◆ **Required work**: All records must be quoted exactly. Omit the pictures.
---------- Records to use
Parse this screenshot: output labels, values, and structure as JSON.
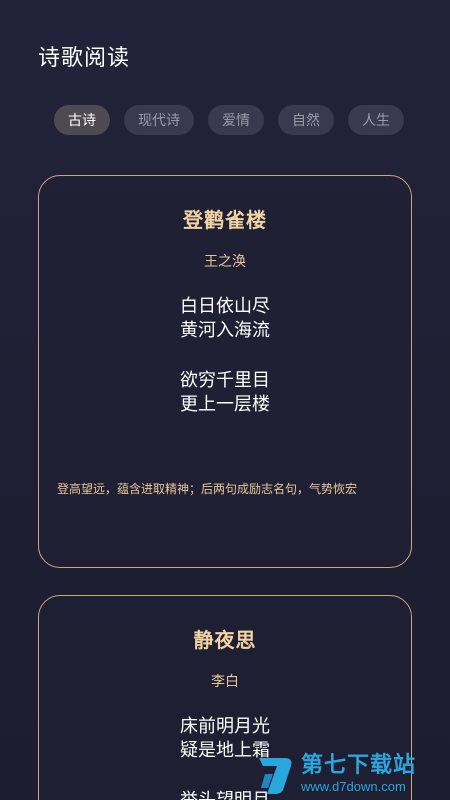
{
  "header": {
    "title": "诗歌阅读"
  },
  "tabs": [
    {
      "label": "古诗",
      "active": true
    },
    {
      "label": "现代诗",
      "active": false
    },
    {
      "label": "爱情",
      "active": false
    },
    {
      "label": "自然",
      "active": false
    },
    {
      "label": "人生",
      "active": false
    }
  ],
  "poems": [
    {
      "title": "登鹳雀楼",
      "author": "王之涣",
      "stanzas": [
        [
          "白日依山尽",
          "黄河入海流"
        ],
        [
          "欲穷千里目",
          "更上一层楼"
        ]
      ],
      "note": "登高望远，蕴含进取精神；后两句成励志名句，气势恢宏"
    },
    {
      "title": "静夜思",
      "author": "李白",
      "stanzas": [
        [
          "床前明月光",
          "疑是地上霜"
        ],
        [
          "举头望明月"
        ]
      ]
    }
  ],
  "watermark": {
    "main": "第七下载站",
    "sub": "www.d7down.com",
    "icon": "d7-logo-icon"
  },
  "colors": {
    "accent": "#c9a87a",
    "title": "#f1d3a3",
    "background": "#22223a",
    "watermark": "#2aa6de"
  }
}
--------------------
◆ **Reply**:
Parse this screenshot: output labels, values, and structure as JSON.
{
  "header": {
    "title": "诗歌阅读"
  },
  "tabs": [
    {
      "label": "古诗",
      "active": true
    },
    {
      "label": "现代诗",
      "active": false
    },
    {
      "label": "爱情",
      "active": false
    },
    {
      "label": "自然",
      "active": false
    },
    {
      "label": "人生",
      "active": false
    }
  ],
  "poems": [
    {
      "title": "登鹳雀楼",
      "author": "王之涣",
      "stanzas": [
        [
          "白日依山尽",
          "黄河入海流"
        ],
        [
          "欲穷千里目",
          "更上一层楼"
        ]
      ],
      "note": "登高望远，蕴含进取精神；后两句成励志名句，气势恢宏"
    },
    {
      "title": "静夜思",
      "author": "李白",
      "stanzas": [
        [
          "床前明月光",
          "疑是地上霜"
        ],
        [
          "举头望明月"
        ]
      ]
    }
  ],
  "watermark": {
    "main": "第七下载站",
    "sub": "www.d7down.com",
    "icon": "d7-logo-icon"
  },
  "colors": {
    "accent": "#c9a87a",
    "title": "#f1d3a3",
    "background": "#22223a",
    "watermark": "#2aa6de"
  }
}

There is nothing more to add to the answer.